*TEXT FOR ANALYSIS:*
━━━━

The artist creates deeply textured paintings (often incorporating sand) that draw from abstraction, textile traditions and color theory, among other themes. For this exhibition she explores ideas of duality (inspired by her astrological sign). The show includes two horizontal landscapes, one of which is featured above, that dwell on those transitory moments known as dusk.

You can see more work by the artist on Gago’s website. The artist has also compiled a playlist of what she’s listening to when she works in the studio.

Money troubles

The American Alliance of Museums estimates that U.S. museums are collectively losing $33 million a day. Which raises the question of those multimillion-dollar endowments. Should some wealthy institutions, such as the Metropolitan Museum of Art, which has a $3.6 billion fund, dip into their kitties? Or should endowments be preserved to help assure the future of the institution? And what about restricted funds? The Times’ Deborah Vankin has an essential explainer.

Dana Kopel, who was furloughed from the New Museum of Contemporary Art in New York, writes about the inequities the furloughs have revealed: “I am not interested in asking what art looks like in these uncertain times. I want answers to other questions. What does art look like when you can’t pay rent? What does art look like when you’re too sick to get out of bed, and too broke to go to the hospital?”

Plus: A look at some of the curatorial work that has been lost as a result of the pandemic.

The arts and coronavirus

The Hollywood Bowl has canceled its season for the first time in 98 years, reports Jessica Gelt — and summer will simply not be the same. “It’s a devastating blow to our organization,” says Chad Smith, chief exec of the L.A. Phil, which manages the Bowl.

━━━━

*TASKS TO CARRY OUT:*
A. Answer these questions using the text on the arts during the pandemic:
(i) What inspired the artist's exploration of duality in this exhibition?
(ii) How much money does the American Alliance of Museums estimate U.S. museums are collectively losing each day?
(iii) The Hollywood Bowl has canceled its season for the first time in how many years?
B. Write a continuation of the text on the arts during the pandemic, starting after its final sentence.
The records have no role in this work.

*Dataset entries:*
━━━━

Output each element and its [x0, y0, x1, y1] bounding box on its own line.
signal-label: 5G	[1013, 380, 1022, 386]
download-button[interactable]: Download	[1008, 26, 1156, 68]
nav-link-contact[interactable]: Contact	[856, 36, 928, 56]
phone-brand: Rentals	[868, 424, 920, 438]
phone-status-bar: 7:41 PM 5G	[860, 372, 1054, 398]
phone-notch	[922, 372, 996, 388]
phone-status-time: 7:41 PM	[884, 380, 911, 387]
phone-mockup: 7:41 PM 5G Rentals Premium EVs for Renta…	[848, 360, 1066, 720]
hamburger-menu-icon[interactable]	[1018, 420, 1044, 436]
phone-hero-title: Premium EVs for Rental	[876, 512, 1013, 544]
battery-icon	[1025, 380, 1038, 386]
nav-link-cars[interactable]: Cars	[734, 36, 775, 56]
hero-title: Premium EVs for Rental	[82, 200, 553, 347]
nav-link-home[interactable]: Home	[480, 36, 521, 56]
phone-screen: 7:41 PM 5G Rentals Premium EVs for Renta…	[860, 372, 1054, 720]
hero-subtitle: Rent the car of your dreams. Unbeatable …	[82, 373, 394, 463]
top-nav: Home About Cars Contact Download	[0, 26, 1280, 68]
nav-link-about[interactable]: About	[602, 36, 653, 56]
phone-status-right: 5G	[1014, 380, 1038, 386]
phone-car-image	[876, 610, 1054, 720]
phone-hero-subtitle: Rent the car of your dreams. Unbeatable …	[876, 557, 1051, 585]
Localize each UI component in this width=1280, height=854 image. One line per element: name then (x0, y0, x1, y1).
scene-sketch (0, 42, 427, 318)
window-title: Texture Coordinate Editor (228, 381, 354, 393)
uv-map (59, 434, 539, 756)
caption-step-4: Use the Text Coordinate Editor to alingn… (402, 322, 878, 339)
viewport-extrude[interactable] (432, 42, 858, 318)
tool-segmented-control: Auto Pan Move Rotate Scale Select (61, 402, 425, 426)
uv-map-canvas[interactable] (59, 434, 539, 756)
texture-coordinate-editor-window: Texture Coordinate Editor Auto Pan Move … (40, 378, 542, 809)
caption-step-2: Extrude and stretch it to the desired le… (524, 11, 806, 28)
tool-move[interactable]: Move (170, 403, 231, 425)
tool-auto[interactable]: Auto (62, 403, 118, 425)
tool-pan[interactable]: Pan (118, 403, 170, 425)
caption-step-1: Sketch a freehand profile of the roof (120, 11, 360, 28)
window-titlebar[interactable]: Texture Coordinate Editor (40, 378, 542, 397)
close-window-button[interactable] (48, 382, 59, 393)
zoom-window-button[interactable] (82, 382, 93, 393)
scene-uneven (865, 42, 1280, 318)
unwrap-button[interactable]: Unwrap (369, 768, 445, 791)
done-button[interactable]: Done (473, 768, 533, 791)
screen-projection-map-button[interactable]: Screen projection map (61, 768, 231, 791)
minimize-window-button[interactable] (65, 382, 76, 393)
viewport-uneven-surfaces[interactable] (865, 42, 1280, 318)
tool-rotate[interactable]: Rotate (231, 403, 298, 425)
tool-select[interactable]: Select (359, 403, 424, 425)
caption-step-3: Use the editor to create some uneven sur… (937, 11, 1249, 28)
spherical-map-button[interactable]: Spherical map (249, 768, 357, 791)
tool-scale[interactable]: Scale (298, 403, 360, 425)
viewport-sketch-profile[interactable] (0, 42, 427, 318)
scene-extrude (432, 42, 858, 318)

━━━━

*RESPONSES IN ORDER:*
A.
(i) Her astrological sign.
(ii) $33 million.
(iii) 98 years.

B.
In a separate report, Gelt notes that the cancellation will generate a chain reaction in other parts of L.A.’s performing arts ecosystem. The Hollywood Bowl Orchestra (65 musicians and staff) will be furloughed, as will 226 seasonal employees. The L.A. Phil is facing an $80 million budget shortfall and will draw $20.6 million from its endowment to help plug the gap.

The Hollywood Bowl in 1926
The Hollywood Bowl stage in 1926.
(Music Center Archives / Hollywood Bowl Collection / Fred Kuphal Photography. )

The opening of “Hamilton” at the Hollywood Pantages has been pushed back to Sept. 6. The good news is that the engagement has been extended through February of next year.

On the other hand, “Hamilton,” the movie, which stars creator Lin-Manuel Miranda in the title role, will arrive early. Way early. The film had been scheduled for release in late 2021. Instead, it will debut on Disney+ this July 3. Times theater reporter Ashley Lee says the decision is a “bold move that makes theater more financially accessible to the masses.” But only if you are a Disney+ subscriber.

The film will certainly give theater lovers something to soak up over the summer because Broadway will remain shuttered through Labor Day. Touring productions, however, will each decide, on a case-by-case basis, whether to reopen in conjunction with hosting venues.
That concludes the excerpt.